[Work instructions] Filter the entries, keeping every line with the word "JSON".

==================================================

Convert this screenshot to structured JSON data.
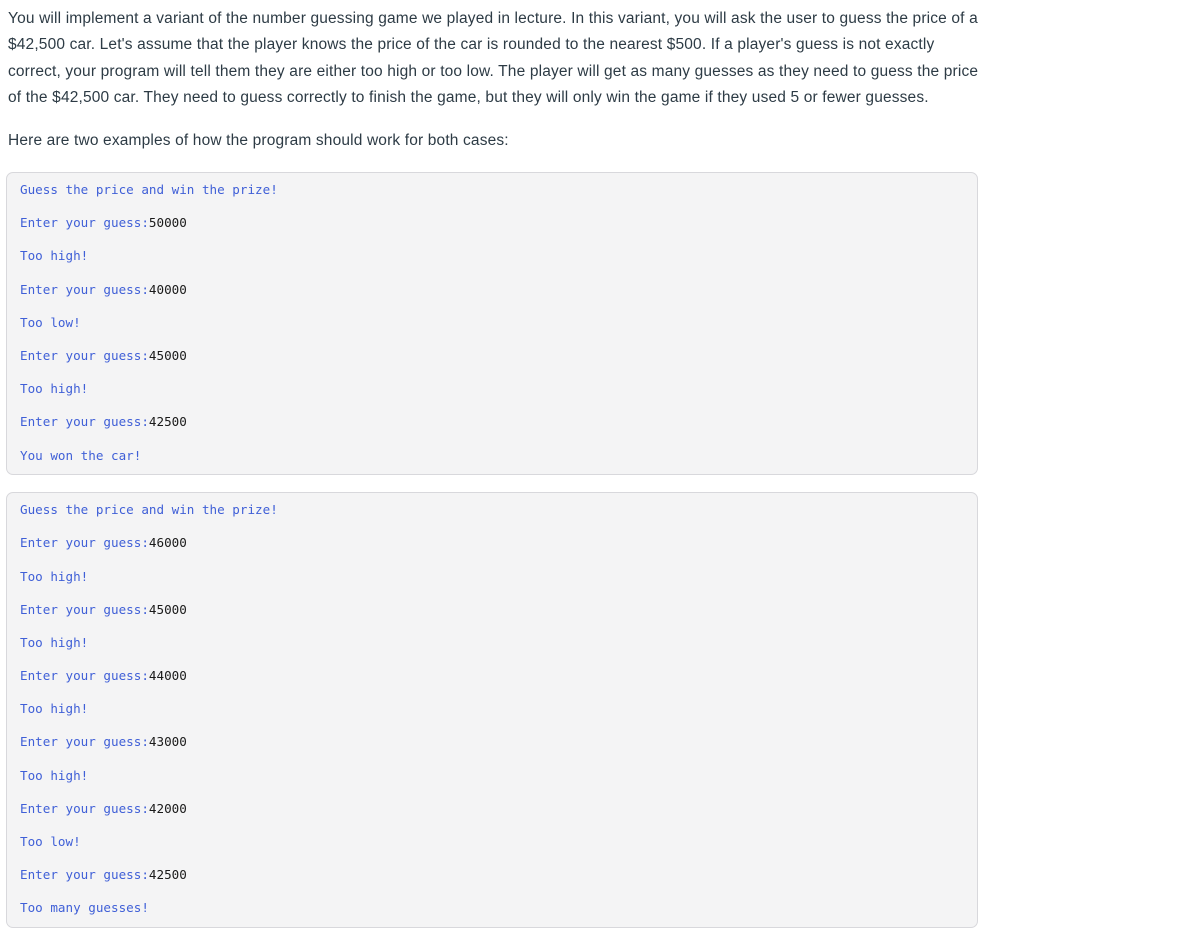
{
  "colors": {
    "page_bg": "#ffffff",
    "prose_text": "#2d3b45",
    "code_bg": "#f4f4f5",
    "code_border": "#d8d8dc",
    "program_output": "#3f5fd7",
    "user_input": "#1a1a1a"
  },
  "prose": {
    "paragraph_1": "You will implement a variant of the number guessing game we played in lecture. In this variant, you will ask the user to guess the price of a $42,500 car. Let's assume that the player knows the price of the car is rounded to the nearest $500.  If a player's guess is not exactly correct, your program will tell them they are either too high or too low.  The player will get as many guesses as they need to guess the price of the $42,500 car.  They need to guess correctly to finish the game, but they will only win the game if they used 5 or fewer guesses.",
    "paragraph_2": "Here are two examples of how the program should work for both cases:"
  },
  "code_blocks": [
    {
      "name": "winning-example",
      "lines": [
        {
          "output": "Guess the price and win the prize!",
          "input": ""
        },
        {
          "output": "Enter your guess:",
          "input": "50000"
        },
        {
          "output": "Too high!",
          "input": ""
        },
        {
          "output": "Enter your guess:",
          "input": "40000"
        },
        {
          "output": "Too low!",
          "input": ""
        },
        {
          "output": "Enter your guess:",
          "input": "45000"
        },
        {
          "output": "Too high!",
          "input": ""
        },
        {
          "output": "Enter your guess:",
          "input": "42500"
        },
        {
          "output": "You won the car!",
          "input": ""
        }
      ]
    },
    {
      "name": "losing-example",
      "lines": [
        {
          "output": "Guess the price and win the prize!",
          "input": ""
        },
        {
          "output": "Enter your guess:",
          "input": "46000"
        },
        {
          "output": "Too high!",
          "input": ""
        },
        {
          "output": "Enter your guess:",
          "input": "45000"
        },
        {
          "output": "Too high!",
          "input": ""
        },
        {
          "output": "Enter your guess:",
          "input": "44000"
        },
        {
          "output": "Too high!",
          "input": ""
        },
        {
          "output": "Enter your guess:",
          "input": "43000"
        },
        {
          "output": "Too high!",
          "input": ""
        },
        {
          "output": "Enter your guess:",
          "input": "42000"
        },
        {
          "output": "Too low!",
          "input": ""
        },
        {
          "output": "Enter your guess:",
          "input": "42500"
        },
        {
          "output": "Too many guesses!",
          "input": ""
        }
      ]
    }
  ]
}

==================================================

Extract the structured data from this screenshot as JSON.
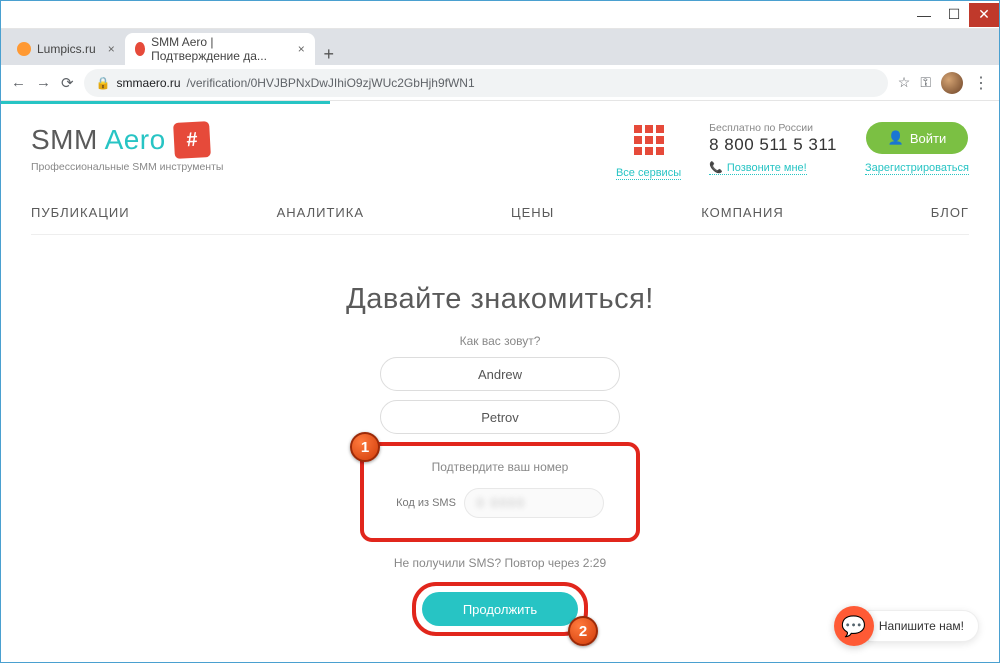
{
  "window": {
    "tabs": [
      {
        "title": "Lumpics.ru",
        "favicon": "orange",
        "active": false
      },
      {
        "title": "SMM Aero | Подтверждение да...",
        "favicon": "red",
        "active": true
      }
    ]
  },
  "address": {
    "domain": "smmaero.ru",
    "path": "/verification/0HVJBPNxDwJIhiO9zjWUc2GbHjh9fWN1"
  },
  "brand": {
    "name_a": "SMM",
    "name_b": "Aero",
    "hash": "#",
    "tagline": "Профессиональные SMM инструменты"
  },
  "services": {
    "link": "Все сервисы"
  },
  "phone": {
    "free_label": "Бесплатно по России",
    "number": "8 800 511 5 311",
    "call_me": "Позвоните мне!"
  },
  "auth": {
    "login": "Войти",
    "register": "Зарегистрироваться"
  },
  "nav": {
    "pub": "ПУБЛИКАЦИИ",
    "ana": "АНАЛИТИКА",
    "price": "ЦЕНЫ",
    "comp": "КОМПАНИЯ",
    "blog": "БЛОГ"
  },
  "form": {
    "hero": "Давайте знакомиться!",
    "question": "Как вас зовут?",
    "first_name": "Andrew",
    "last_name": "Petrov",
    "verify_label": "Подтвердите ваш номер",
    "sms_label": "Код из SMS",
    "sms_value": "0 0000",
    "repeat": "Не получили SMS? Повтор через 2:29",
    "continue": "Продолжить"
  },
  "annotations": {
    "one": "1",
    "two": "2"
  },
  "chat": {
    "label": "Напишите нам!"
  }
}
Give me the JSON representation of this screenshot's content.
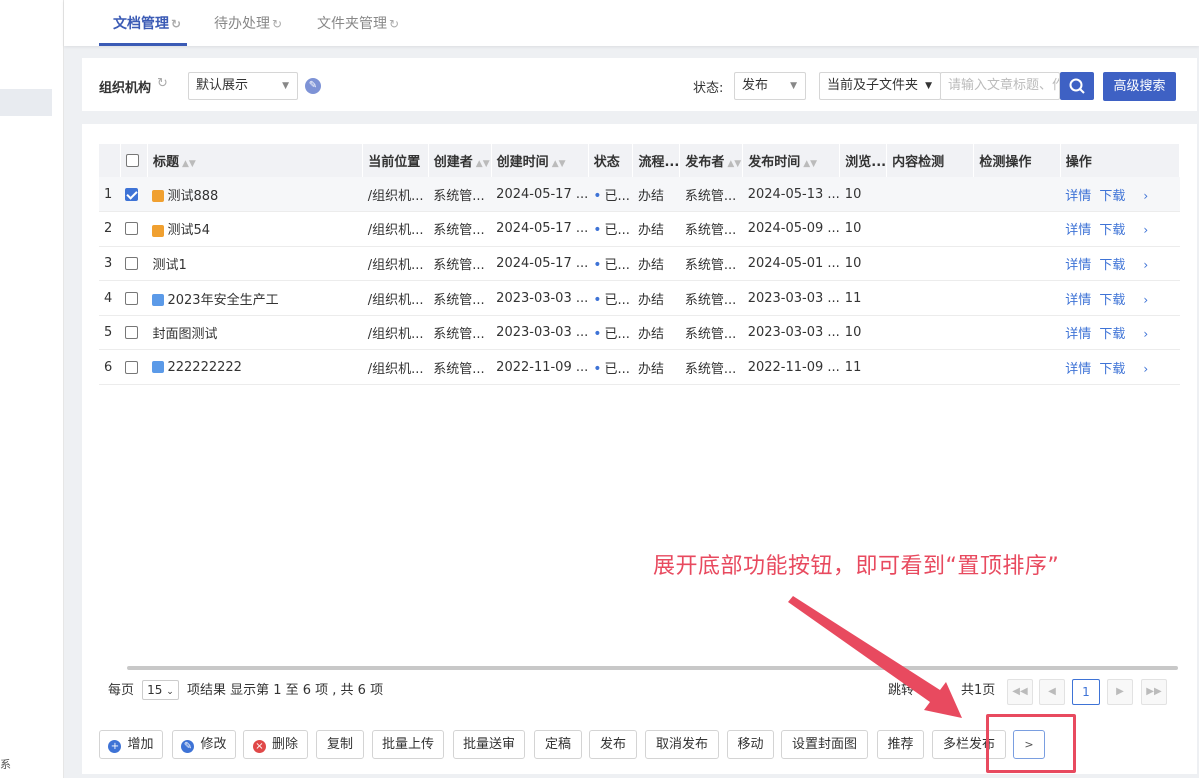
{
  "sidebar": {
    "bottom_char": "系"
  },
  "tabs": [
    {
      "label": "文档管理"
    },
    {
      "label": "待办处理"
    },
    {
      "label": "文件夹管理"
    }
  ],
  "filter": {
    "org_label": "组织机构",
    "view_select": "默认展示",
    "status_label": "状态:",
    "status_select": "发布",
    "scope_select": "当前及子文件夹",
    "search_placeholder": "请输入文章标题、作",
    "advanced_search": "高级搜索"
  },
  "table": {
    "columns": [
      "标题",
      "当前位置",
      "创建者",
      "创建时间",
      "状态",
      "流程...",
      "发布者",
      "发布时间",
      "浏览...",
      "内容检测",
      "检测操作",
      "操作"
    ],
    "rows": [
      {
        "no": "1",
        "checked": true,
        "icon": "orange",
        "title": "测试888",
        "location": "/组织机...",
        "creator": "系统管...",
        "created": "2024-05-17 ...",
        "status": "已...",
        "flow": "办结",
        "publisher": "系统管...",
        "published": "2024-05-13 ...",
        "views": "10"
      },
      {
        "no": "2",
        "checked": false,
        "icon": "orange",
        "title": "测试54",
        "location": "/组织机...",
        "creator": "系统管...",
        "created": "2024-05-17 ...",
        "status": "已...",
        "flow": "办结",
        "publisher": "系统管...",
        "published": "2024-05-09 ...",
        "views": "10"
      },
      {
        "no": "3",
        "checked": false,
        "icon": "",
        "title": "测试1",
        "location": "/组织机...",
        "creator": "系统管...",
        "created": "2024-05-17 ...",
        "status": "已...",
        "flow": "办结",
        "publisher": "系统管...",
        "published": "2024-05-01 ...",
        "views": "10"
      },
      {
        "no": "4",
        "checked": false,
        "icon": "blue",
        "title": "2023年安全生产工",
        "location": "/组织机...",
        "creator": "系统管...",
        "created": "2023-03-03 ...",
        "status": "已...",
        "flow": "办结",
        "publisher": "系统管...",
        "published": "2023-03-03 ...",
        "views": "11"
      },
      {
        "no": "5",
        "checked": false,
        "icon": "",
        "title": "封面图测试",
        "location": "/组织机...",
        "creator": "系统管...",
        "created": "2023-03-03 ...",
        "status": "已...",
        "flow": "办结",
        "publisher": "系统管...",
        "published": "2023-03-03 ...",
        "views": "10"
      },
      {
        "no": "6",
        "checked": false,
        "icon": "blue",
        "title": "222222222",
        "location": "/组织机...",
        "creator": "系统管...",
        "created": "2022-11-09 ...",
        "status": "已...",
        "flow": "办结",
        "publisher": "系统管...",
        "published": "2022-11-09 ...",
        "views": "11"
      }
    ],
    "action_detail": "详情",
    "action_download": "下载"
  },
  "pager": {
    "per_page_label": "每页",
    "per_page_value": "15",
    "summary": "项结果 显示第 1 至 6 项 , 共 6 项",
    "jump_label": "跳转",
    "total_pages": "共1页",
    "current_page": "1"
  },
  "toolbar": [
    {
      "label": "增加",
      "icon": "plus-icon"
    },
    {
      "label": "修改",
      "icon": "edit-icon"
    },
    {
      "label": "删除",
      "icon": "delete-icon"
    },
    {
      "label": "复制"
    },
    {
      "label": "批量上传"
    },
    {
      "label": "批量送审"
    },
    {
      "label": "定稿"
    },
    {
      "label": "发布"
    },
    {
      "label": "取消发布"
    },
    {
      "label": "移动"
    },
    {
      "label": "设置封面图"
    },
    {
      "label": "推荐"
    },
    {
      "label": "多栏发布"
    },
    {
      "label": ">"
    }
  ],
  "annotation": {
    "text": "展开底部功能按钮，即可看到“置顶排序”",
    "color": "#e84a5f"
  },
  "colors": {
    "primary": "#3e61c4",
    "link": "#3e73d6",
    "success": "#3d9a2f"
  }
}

==================================================

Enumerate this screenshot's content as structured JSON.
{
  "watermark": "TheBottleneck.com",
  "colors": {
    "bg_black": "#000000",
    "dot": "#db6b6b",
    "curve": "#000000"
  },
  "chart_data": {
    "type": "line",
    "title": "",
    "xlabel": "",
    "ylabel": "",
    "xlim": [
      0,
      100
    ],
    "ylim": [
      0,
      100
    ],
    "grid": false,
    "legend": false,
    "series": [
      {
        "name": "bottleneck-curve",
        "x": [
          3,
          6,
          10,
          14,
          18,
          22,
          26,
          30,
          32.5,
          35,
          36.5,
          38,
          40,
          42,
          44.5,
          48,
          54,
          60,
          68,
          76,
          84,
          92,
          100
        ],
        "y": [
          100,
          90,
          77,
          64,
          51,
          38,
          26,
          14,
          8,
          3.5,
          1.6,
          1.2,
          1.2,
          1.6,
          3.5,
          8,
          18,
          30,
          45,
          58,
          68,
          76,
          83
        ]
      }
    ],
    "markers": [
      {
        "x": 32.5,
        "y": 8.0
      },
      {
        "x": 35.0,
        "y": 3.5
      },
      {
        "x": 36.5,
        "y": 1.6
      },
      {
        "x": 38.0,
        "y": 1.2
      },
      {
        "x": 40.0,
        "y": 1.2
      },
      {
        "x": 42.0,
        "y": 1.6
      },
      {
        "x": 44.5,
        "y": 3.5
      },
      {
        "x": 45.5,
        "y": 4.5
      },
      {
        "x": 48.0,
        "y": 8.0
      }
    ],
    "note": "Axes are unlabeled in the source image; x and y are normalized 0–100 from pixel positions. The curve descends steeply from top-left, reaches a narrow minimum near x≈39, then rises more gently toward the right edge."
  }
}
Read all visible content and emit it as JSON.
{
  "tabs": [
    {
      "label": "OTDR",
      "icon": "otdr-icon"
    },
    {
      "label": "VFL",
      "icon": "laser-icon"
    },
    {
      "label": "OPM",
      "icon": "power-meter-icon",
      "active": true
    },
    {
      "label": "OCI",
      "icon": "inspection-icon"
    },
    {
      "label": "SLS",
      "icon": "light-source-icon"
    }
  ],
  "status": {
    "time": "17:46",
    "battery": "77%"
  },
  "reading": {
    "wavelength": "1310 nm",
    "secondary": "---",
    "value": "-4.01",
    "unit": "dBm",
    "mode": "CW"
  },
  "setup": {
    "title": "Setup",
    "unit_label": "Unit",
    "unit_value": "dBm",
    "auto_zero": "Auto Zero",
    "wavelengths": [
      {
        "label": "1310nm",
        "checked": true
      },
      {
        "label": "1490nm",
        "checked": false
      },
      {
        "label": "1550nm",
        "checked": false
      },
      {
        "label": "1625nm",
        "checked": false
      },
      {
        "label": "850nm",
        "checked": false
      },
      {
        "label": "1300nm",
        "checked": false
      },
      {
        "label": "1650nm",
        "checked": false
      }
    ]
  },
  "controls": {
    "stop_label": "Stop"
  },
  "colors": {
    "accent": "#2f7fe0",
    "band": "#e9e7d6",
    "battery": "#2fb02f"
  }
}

==================================================

[Output of the exercise]
Convert this screenshot to structured JSON data.
Extract the structured data from this screenshot as JSON.
Give me the JSON representation of this screenshot's content.
Enumerate this screenshot's content as structured JSON.
Read all visible content and emit it as JSON.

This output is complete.